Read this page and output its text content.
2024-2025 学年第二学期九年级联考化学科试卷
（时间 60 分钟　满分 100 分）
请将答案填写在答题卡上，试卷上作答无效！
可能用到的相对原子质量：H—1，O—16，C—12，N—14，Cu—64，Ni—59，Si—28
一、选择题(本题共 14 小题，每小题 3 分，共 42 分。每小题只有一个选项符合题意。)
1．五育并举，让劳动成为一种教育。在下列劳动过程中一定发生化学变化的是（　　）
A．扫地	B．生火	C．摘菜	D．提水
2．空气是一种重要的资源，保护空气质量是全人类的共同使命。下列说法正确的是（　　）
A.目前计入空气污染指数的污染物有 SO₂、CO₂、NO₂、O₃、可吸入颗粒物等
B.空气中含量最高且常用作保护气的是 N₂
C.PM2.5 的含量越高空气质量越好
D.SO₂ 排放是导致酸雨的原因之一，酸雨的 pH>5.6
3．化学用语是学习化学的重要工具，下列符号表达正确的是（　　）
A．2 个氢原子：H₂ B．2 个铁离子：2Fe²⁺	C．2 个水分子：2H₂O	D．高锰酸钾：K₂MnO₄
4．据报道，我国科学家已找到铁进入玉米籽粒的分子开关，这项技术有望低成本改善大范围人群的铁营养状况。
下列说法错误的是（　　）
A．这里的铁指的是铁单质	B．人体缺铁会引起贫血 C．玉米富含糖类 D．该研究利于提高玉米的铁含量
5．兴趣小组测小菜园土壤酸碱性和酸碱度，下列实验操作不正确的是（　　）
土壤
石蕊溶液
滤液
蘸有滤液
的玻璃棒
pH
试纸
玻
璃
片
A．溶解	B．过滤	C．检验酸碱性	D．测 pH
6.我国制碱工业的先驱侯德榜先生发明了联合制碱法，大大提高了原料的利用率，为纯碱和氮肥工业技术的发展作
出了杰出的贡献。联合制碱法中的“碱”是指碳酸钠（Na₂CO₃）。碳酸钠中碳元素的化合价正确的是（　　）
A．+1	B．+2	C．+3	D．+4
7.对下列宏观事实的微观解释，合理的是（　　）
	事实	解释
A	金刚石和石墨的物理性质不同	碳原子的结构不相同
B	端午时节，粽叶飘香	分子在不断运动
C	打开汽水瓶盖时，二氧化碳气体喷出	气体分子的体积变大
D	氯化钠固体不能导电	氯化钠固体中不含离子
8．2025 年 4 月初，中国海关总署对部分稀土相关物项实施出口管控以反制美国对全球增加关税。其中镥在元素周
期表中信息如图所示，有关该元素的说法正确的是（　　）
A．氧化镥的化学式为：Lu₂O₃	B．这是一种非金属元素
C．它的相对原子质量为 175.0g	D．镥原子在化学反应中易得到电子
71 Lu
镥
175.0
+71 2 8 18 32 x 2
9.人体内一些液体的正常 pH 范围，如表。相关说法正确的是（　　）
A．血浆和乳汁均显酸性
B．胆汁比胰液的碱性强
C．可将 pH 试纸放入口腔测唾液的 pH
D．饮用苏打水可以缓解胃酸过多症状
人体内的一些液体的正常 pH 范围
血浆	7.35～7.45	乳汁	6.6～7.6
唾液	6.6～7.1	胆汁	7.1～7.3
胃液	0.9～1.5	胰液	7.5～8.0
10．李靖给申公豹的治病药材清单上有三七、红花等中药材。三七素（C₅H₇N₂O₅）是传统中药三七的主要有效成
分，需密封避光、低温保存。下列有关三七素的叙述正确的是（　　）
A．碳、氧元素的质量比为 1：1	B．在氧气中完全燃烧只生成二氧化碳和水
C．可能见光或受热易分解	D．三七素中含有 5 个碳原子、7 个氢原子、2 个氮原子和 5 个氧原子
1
────────────────
Task directions => Return the full listing, character for character.

Right answer =>
Read this page and output its text content.
2024-2025 学年第二学期九年级联考化学科试卷
（时间 60 分钟　满分 100 分）
请将答案填写在答题卡上，试卷上作答无效！
可能用到的相对原子质量：H—1，O—16，C—12，N—14，Cu—64，Ni—59，Si—28
一、选择题(本题共 14 小题，每小题 3 分，共 42 分。每小题只有一个选项符合题意。)
1．五育并举，让劳动成为一种教育。在下列劳动过程中一定发生化学变化的是（　　）
A．扫地	B．生火	C．摘菜	D．提水
2．空气是一种重要的资源，保护空气质量是全人类的共同使命。下列说法正确的是（　　）
A.目前计入空气污染指数的污染物有 SO₂、CO₂、NO₂、O₃、可吸入颗粒物等
B.空气中含量最高且常用作保护气的是 N₂
C.PM2.5 的含量越高空气质量越好
D.SO₂ 排放是导致酸雨的原因之一，酸雨的 pH>5.6
3．化学用语是学习化学的重要工具，下列符号表达正确的是（　　）
A．2 个氢原子：H₂ B．2 个铁离子：2Fe²⁺	C．2 个水分子：2H₂O	D．高锰酸钾：K₂MnO₄
4．据报道，我国科学家已找到铁进入玉米籽粒的分子开关，这项技术有望低成本改善大范围人群的铁营养状况。
下列说法错误的是（　　）
A．这里的铁指的是铁单质	B．人体缺铁会引起贫血 C．玉米富含糖类 D．该研究利于提高玉米的铁含量
5．兴趣小组测小菜园土壤酸碱性和酸碱度，下列实验操作不正确的是（　　）
土壤
石蕊溶液
滤液
蘸有滤液
的玻璃棒
pH
试纸
玻
璃
片
A．溶解	B．过滤	C．检验酸碱性	D．测 pH
6.我国制碱工业的先驱侯德榜先生发明了联合制碱法，大大提高了原料的利用率，为纯碱和氮肥工业技术的发展作
出了杰出的贡献。联合制碱法中的“碱”是指碳酸钠（Na₂CO₃）。碳酸钠中碳元素的化合价正确的是（　　）
A．+1	B．+2	C．+3	D．+4
7.对下列宏观事实的微观解释，合理的是（　　）
	事实	解释
A	金刚石和石墨的物理性质不同	碳原子的结构不相同
B	端午时节，粽叶飘香	分子在不断运动
C	打开汽水瓶盖时，二氧化碳气体喷出	气体分子的体积变大
D	氯化钠固体不能导电	氯化钠固体中不含离子
8．2025 年 4 月初，中国海关总署对部分稀土相关物项实施出口管控以反制美国对全球增加关税。其中镥在元素周
期表中信息如图所示，有关该元素的说法正确的是（　　）
A．氧化镥的化学式为：Lu₂O₃	B．这是一种非金属元素
C．它的相对原子质量为 175.0g	D．镥原子在化学反应中易得到电子
71 Lu
镥
175.0
+71 2 8 18 32 x 2
9.人体内一些液体的正常 pH 范围，如表。相关说法正确的是（　　）
A．血浆和乳汁均显酸性
B．胆汁比胰液的碱性强
C．可将 pH 试纸放入口腔测唾液的 pH
D．饮用苏打水可以缓解胃酸过多症状
人体内的一些液体的正常 pH 范围
血浆	7.35～7.45	乳汁	6.6～7.6
唾液	6.6～7.1	胆汁	7.1～7.3
胃液	0.9～1.5	胰液	7.5～8.0
10．李靖给申公豹的治病药材清单上有三七、红花等中药材。三七素（C₅H₇N₂O₅）是传统中药三七的主要有效成
分，需密封避光、低温保存。下列有关三七素的叙述正确的是（　　）
A．碳、氧元素的质量比为 1：1	B．在氧气中完全燃烧只生成二氧化碳和水
C．可能见光或受热易分解	D．三七素中含有 5 个碳原子、7 个氢原子、2 个氮原子和 5 个氧原子
1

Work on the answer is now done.